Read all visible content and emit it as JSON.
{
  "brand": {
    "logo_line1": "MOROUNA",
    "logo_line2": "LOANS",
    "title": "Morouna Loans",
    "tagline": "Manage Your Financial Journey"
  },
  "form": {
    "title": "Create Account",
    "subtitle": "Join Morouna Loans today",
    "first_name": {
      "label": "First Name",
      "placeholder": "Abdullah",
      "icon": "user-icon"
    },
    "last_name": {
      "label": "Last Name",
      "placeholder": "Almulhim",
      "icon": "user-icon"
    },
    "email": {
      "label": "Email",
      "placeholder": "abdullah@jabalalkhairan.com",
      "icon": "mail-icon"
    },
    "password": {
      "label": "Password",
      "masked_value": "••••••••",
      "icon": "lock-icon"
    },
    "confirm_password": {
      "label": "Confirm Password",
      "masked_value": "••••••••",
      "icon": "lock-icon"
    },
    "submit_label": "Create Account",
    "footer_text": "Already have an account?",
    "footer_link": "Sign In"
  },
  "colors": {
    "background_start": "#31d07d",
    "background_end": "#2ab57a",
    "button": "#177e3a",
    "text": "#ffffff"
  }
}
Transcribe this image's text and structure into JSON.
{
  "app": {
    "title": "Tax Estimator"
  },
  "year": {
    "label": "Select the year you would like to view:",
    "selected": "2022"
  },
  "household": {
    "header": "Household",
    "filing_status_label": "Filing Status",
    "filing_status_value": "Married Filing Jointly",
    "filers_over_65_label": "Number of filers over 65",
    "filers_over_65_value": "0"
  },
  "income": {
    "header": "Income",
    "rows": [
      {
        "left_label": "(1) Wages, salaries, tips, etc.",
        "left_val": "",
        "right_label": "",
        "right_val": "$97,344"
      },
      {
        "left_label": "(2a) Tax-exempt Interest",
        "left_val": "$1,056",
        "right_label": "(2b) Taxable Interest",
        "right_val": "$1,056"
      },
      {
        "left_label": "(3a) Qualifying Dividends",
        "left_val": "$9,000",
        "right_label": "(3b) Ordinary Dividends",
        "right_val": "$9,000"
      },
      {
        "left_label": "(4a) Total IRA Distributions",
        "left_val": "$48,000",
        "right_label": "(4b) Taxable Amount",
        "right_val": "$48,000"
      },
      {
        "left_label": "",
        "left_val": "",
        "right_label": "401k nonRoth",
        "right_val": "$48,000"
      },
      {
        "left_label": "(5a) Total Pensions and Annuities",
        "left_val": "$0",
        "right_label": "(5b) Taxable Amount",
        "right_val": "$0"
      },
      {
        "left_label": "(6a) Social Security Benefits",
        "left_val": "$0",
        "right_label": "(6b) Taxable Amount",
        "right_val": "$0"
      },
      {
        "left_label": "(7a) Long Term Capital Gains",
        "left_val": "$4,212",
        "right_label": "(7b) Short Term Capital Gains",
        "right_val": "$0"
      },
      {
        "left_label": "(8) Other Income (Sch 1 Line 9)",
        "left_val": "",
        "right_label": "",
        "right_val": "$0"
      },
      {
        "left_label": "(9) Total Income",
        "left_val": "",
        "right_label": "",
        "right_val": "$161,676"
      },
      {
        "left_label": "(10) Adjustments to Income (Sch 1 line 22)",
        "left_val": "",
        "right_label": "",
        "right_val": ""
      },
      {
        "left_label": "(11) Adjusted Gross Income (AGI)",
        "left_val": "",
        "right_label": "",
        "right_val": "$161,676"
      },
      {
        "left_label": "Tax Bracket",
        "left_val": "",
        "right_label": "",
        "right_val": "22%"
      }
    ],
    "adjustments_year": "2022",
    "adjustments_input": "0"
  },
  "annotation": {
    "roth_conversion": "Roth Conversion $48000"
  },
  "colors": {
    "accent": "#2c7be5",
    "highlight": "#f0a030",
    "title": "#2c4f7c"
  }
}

Short problem
Search the data for the word "Total" and copy each line where it appears.

Exercise result
        "left_label": "(4a) Total IRA Distributions",
        "left_label": "(5a) Total Pensions and Annuities",
        "left_label": "(9) Total Income",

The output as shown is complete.